* **PROBLEM REQUIREMENTS**:
Print each line exactly as it is given.

* **RECORDS PROVIDED**:
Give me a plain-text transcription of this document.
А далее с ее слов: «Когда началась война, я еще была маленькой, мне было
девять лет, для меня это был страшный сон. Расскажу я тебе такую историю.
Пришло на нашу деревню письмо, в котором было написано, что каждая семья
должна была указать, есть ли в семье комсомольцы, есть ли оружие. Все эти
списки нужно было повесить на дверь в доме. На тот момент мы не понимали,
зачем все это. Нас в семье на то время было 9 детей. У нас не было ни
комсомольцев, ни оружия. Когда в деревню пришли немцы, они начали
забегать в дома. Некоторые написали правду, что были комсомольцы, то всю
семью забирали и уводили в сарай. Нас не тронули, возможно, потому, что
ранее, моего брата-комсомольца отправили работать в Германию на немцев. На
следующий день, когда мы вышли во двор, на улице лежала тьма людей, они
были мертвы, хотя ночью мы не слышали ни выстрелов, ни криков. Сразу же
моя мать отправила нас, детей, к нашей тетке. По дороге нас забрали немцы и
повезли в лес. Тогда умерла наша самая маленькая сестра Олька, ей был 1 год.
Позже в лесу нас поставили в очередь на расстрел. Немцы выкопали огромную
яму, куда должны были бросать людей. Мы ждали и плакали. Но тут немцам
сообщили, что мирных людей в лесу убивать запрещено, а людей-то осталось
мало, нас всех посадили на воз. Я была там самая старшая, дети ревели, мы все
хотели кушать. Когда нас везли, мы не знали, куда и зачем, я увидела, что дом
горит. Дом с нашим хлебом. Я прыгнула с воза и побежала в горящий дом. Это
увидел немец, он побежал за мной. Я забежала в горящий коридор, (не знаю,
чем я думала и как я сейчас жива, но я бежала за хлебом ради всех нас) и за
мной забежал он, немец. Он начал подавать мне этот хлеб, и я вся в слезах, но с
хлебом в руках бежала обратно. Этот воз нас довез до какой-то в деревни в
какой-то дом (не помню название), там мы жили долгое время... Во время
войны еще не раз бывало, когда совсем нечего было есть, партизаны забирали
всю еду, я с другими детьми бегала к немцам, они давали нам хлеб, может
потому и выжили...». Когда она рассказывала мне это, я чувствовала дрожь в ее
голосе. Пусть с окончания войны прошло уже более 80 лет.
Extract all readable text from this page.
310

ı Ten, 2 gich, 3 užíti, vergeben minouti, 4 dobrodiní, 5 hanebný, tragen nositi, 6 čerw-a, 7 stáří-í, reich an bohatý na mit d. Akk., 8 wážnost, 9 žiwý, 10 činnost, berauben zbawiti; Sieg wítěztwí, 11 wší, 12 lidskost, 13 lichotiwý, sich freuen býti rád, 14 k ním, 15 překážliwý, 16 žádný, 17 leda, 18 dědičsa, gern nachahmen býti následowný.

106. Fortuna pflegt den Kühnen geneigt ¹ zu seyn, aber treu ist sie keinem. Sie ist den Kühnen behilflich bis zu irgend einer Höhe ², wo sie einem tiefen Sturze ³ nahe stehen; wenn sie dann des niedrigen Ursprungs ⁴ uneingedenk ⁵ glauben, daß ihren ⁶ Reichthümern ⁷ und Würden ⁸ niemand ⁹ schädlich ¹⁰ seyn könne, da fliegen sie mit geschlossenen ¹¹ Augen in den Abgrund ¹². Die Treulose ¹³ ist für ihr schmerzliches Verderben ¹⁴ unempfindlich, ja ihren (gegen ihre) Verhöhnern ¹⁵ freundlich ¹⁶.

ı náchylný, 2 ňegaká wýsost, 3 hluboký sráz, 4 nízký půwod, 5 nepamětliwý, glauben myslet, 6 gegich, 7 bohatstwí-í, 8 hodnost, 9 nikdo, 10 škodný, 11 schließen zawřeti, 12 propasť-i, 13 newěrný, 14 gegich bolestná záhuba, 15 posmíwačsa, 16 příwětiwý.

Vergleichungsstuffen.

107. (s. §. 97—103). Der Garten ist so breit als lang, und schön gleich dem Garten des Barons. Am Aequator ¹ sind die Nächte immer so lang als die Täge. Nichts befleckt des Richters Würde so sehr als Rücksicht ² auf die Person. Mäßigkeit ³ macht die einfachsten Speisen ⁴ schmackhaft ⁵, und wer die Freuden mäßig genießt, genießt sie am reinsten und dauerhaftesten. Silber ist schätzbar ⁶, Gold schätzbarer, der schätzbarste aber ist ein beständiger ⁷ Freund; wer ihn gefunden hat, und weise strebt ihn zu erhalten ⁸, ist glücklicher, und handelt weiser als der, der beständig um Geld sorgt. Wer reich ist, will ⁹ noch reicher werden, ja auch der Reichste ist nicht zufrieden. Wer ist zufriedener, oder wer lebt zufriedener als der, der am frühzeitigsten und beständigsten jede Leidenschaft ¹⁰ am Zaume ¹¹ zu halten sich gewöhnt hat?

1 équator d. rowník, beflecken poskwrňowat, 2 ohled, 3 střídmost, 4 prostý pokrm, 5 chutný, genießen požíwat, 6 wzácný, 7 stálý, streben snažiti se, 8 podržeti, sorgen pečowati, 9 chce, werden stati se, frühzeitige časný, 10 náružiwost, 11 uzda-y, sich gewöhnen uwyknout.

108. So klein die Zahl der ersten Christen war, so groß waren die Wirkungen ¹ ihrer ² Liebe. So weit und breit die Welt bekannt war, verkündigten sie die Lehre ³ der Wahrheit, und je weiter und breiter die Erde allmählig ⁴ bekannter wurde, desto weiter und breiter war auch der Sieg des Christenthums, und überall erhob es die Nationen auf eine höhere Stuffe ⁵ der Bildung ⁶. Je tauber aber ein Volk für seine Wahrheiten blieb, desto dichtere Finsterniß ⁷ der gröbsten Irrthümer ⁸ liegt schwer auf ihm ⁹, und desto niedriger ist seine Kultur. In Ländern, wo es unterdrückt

* **CORRECT ANSWER**:
Give me a plain-text transcription of this document.
А далее с ее слов: «Когда началась война, я еще была маленькой, мне было
девять лет, для меня это был страшный сон. Расскажу я тебе такую историю.
Пришло на нашу деревню письмо, в котором было написано, что каждая семья
должна была указать, есть ли в семье комсомольцы, есть ли оружие. Все эти
списки нужно было повесить на дверь в доме. На тот момент мы не понимали,
зачем все это. Нас в семье на то время было 9 детей. У нас не было ни
комсомольцев, ни оружия. Когда в деревню пришли немцы, они начали
забегать в дома. Некоторые написали правду, что были комсомольцы, то всю
семью забирали и уводили в сарай. Нас не тронули, возможно, потому, что
ранее, моего брата-комсомольца отправили работать в Германию на немцев. На
следующий день, когда мы вышли во двор, на улице лежала тьма людей, они
были мертвы, хотя ночью мы не слышали ни выстрелов, ни криков. Сразу же
моя мать отправила нас, детей, к нашей тетке. По дороге нас забрали немцы и
повезли в лес. Тогда умерла наша самая маленькая сестра Олька, ей был 1 год.
Позже в лесу нас поставили в очередь на расстрел. Немцы выкопали огромную
яму, куда должны были бросать людей. Мы ждали и плакали. Но тут немцам
сообщили, что мирных людей в лесу убивать запрещено, а людей-то осталось
мало, нас всех посадили на воз. Я была там самая старшая, дети ревели, мы все
хотели кушать. Когда нас везли, мы не знали, куда и зачем, я увидела, что дом
горит. Дом с нашим хлебом. Я прыгнула с воза и побежала в горящий дом. Это
увидел немец, он побежал за мной. Я забежала в горящий коридор, (не знаю,
чем я думала и как я сейчас жива, но я бежала за хлебом ради всех нас) и за
мной забежал он, немец. Он начал подавать мне этот хлеб, и я вся в слезах, но с
хлебом в руках бежала обратно. Этот воз нас довез до какой-то в деревни в
какой-то дом (не помню название), там мы жили долгое время... Во время
войны еще не раз бывало, когда совсем нечего было есть, партизаны забирали
всю еду, я с другими детьми бегала к немцам, они давали нам хлеб, может
потому и выжили...». Когда она рассказывала мне это, я чувствовала дрожь в ее
голосе. Пусть с окончания войны прошло уже более 80 лет.
Extract all readable text from this page.
310

ı Ten, 2 gich, 3 užíti, vergeben minouti, 4 dobrodiní, 5 hanebný, tragen nositi, 6 čerw-a, 7 stáří-í, reich an bohatý na mit d. Akk., 8 wážnost, 9 žiwý, 10 činnost, berauben zbawiti; Sieg wítěztwí, 11 wší, 12 lidskost, 13 lichotiwý, sich freuen býti rád, 14 k ním, 15 překážliwý, 16 žádný, 17 leda, 18 dědičsa, gern nachahmen býti následowný.

106. Fortuna pflegt den Kühnen geneigt ¹ zu seyn, aber treu ist sie keinem. Sie ist den Kühnen behilflich bis zu irgend einer Höhe ², wo sie einem tiefen Sturze ³ nahe stehen; wenn sie dann des niedrigen Ursprungs ⁴ uneingedenk ⁵ glauben, daß ihren ⁶ Reichthümern ⁷ und Würden ⁸ niemand ⁹ schädlich ¹⁰ seyn könne, da fliegen sie mit geschlossenen ¹¹ Augen in den Abgrund ¹². Die Treulose ¹³ ist für ihr schmerzliches Verderben ¹⁴ unempfindlich, ja ihren (gegen ihre) Verhöhnern ¹⁵ freundlich ¹⁶.

ı náchylný, 2 ňegaká wýsost, 3 hluboký sráz, 4 nízký půwod, 5 nepamětliwý, glauben myslet, 6 gegich, 7 bohatstwí-í, 8 hodnost, 9 nikdo, 10 škodný, 11 schließen zawřeti, 12 propasť-i, 13 newěrný, 14 gegich bolestná záhuba, 15 posmíwačsa, 16 příwětiwý.

Vergleichungsstuffen.

107. (s. §. 97—103). Der Garten ist so breit als lang, und schön gleich dem Garten des Barons. Am Aequator ¹ sind die Nächte immer so lang als die Täge. Nichts befleckt des Richters Würde so sehr als Rücksicht ² auf die Person. Mäßigkeit ³ macht die einfachsten Speisen ⁴ schmackhaft ⁵, und wer die Freuden mäßig genießt, genießt sie am reinsten und dauerhaftesten. Silber ist schätzbar ⁶, Gold schätzbarer, der schätzbarste aber ist ein beständiger ⁷ Freund; wer ihn gefunden hat, und weise strebt ihn zu erhalten ⁸, ist glücklicher, und handelt weiser als der, der beständig um Geld sorgt. Wer reich ist, will ⁹ noch reicher werden, ja auch der Reichste ist nicht zufrieden. Wer ist zufriedener, oder wer lebt zufriedener als der, der am frühzeitigsten und beständigsten jede Leidenschaft ¹⁰ am Zaume ¹¹ zu halten sich gewöhnt hat?

1 équator d. rowník, beflecken poskwrňowat, 2 ohled, 3 střídmost, 4 prostý pokrm, 5 chutný, genießen požíwat, 6 wzácný, 7 stálý, streben snažiti se, 8 podržeti, sorgen pečowati, 9 chce, werden stati se, frühzeitige časný, 10 náružiwost, 11 uzda-y, sich gewöhnen uwyknout.

108. So klein die Zahl der ersten Christen war, so groß waren die Wirkungen ¹ ihrer ² Liebe. So weit und breit die Welt bekannt war, verkündigten sie die Lehre ³ der Wahrheit, und je weiter und breiter die Erde allmählig ⁴ bekannter wurde, desto weiter und breiter war auch der Sieg des Christenthums, und überall erhob es die Nationen auf eine höhere Stuffe ⁵ der Bildung ⁶. Je tauber aber ein Volk für seine Wahrheiten blieb, desto dichtere Finsterniß ⁷ der gröbsten Irrthümer ⁸ liegt schwer auf ihm ⁹, und desto niedriger ist seine Kultur. In Ländern, wo es unterdrückt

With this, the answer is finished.